**JOB**: Reproduce the records below exactly, leaving out any pictures.

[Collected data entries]
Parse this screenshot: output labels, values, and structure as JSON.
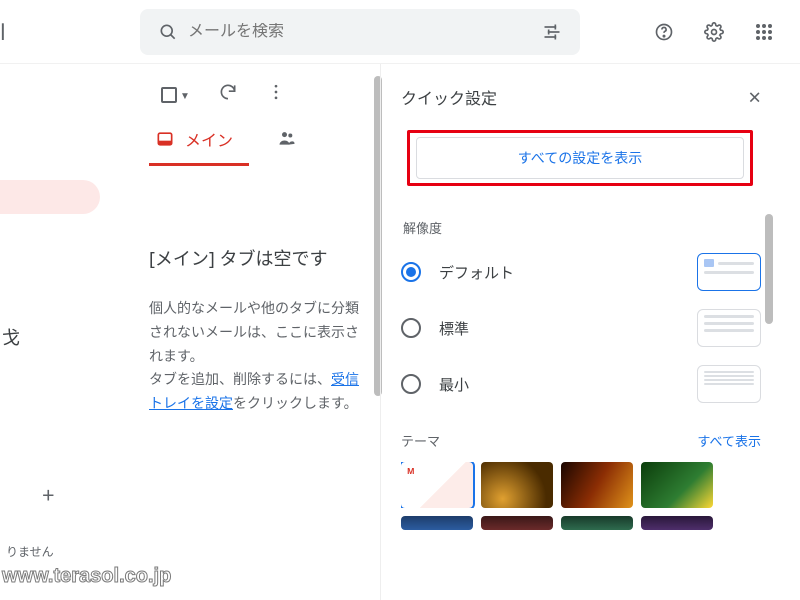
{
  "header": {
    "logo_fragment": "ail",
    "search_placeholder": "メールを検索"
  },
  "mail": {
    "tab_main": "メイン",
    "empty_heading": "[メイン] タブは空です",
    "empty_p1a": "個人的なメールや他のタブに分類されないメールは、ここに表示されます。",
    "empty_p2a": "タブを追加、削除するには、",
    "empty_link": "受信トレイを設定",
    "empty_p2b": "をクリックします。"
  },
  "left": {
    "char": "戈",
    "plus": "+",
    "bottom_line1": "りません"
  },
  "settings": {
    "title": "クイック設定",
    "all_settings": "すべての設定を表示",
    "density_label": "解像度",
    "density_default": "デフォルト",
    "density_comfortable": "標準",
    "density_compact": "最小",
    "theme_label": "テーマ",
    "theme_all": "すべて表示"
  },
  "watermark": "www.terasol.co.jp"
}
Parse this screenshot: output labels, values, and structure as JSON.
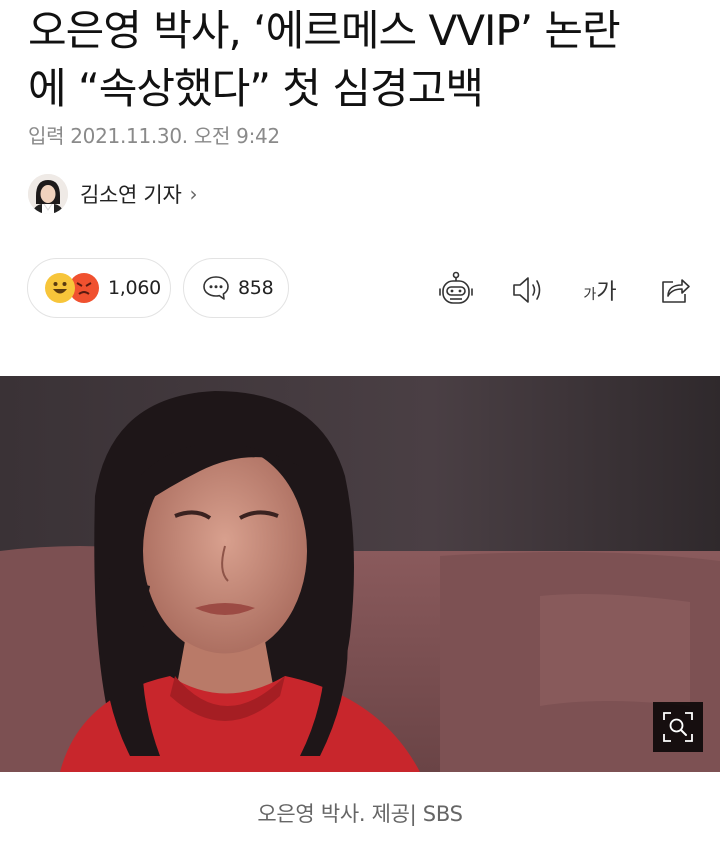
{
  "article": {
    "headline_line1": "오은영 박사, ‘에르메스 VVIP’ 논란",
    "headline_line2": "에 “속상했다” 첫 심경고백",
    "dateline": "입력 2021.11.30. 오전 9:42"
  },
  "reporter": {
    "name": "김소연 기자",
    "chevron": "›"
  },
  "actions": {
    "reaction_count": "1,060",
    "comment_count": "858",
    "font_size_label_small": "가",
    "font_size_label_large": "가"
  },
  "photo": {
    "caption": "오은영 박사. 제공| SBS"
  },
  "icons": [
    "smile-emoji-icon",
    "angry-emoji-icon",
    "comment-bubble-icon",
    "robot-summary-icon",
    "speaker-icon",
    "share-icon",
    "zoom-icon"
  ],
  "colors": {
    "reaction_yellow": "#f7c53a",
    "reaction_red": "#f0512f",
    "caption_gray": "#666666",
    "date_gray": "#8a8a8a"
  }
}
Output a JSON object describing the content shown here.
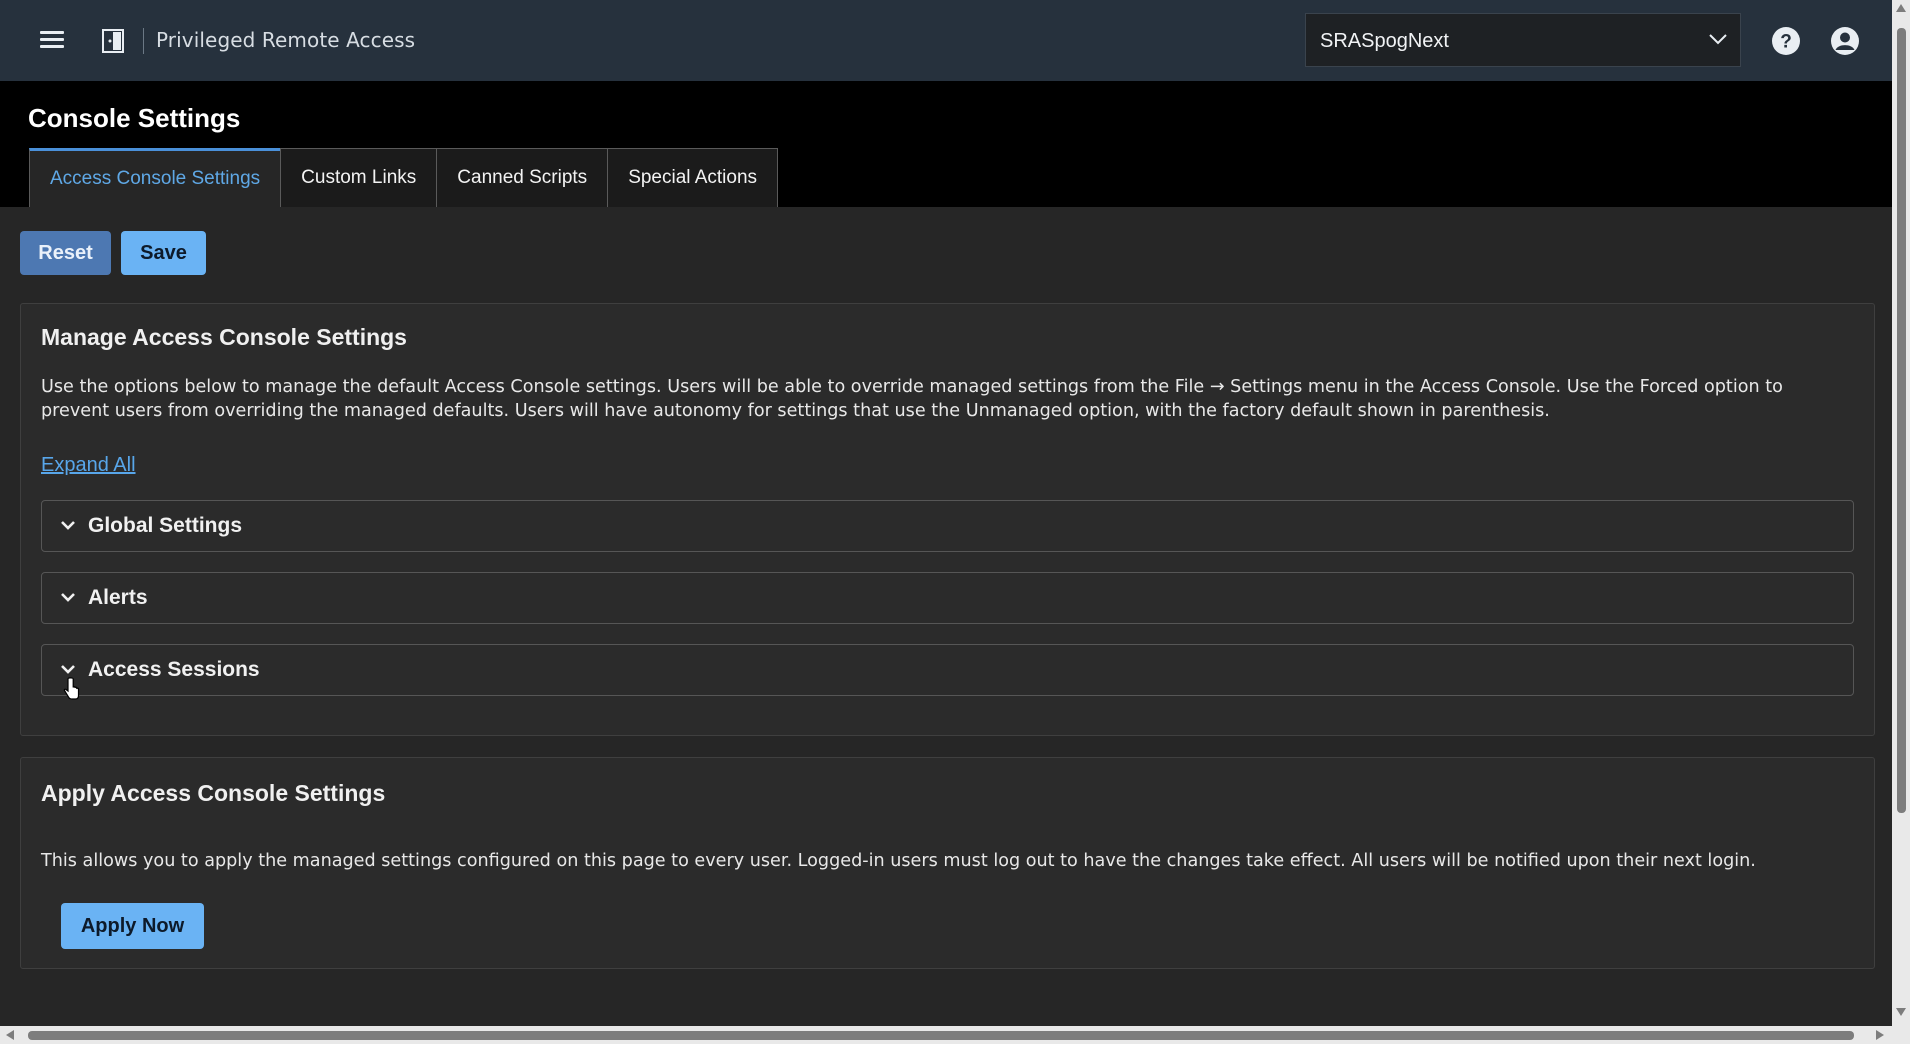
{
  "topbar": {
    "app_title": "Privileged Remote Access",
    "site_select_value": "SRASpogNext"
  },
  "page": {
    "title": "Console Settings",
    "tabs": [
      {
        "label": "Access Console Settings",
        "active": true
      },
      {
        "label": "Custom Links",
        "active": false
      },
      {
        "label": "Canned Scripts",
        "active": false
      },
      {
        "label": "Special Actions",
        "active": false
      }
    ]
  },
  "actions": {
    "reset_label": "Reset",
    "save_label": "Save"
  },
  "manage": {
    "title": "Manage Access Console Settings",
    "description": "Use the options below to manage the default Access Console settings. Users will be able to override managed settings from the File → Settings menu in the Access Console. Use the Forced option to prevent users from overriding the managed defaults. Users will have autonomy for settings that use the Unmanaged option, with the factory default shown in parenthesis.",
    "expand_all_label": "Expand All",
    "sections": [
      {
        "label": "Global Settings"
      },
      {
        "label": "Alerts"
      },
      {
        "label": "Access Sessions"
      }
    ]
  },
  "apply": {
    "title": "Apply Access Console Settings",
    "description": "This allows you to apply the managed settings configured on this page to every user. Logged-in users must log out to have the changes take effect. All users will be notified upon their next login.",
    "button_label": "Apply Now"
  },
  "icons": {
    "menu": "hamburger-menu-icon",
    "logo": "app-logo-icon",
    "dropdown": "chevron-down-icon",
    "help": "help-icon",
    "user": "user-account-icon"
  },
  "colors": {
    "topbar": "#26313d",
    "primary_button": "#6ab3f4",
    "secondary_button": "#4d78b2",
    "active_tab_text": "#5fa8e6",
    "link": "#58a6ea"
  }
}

**WORKED ANSWER**:
Parse this screenshot: output labels, values, and structure as JSON.
{
  "header": {
    "logo_fragment": "ail",
    "search_placeholder": "メールを検索"
  },
  "mail": {
    "tab_main": "メイン",
    "empty_heading": "[メイン] タブは空です",
    "empty_p1a": "個人的なメールや他のタブに分類されないメールは、ここに表示されます。",
    "empty_p2a": "タブを追加、削除するには、",
    "empty_link": "受信トレイを設定",
    "empty_p2b": "をクリックします。"
  },
  "left": {
    "char": "戈",
    "plus": "+",
    "bottom_line1": "りません"
  },
  "settings": {
    "title": "クイック設定",
    "all_settings": "すべての設定を表示",
    "density_label": "解像度",
    "density_default": "デフォルト",
    "density_comfortable": "標準",
    "density_compact": "最小",
    "theme_label": "テーマ",
    "theme_all": "すべて表示"
  },
  "watermark": "www.terasol.co.jp"
}
Parse this screenshot: output labels, values, and structure as JSON.
{
  "article": {
    "headline_line1": "오은영 박사, ‘에르메스 VVIP’ 논란",
    "headline_line2": "에 “속상했다” 첫 심경고백",
    "dateline": "입력 2021.11.30. 오전 9:42"
  },
  "reporter": {
    "name": "김소연 기자",
    "chevron": "›"
  },
  "actions": {
    "reaction_count": "1,060",
    "comment_count": "858",
    "font_size_label_small": "가",
    "font_size_label_large": "가"
  },
  "photo": {
    "caption": "오은영 박사. 제공| SBS"
  },
  "icons": [
    "smile-emoji-icon",
    "angry-emoji-icon",
    "comment-bubble-icon",
    "robot-summary-icon",
    "speaker-icon",
    "share-icon",
    "zoom-icon"
  ],
  "colors": {
    "reaction_yellow": "#f7c53a",
    "reaction_red": "#f0512f",
    "caption_gray": "#666666",
    "date_gray": "#8a8a8a"
  }
}
Output a JSON object describing the content shown here.
{
  "topbar": {
    "app_title": "Privileged Remote Access",
    "site_select_value": "SRASpogNext"
  },
  "page": {
    "title": "Console Settings",
    "tabs": [
      {
        "label": "Access Console Settings",
        "active": true
      },
      {
        "label": "Custom Links",
        "active": false
      },
      {
        "label": "Canned Scripts",
        "active": false
      },
      {
        "label": "Special Actions",
        "active": false
      }
    ]
  },
  "actions": {
    "reset_label": "Reset",
    "save_label": "Save"
  },
  "manage": {
    "title": "Manage Access Console Settings",
    "description": "Use the options below to manage the default Access Console settings. Users will be able to override managed settings from the File → Settings menu in the Access Console. Use the Forced option to prevent users from overriding the managed defaults. Users will have autonomy for settings that use the Unmanaged option, with the factory default shown in parenthesis.",
    "expand_all_label": "Expand All",
    "sections": [
      {
        "label": "Global Settings"
      },
      {
        "label": "Alerts"
      },
      {
        "label": "Access Sessions"
      }
    ]
  },
  "apply": {
    "title": "Apply Access Console Settings",
    "description": "This allows you to apply the managed settings configured on this page to every user. Logged-in users must log out to have the changes take effect. All users will be notified upon their next login.",
    "button_label": "Apply Now"
  },
  "icons": {
    "menu": "hamburger-menu-icon",
    "logo": "app-logo-icon",
    "dropdown": "chevron-down-icon",
    "help": "help-icon",
    "user": "user-account-icon"
  },
  "colors": {
    "topbar": "#26313d",
    "primary_button": "#6ab3f4",
    "secondary_button": "#4d78b2",
    "active_tab_text": "#5fa8e6",
    "link": "#58a6ea"
  }
}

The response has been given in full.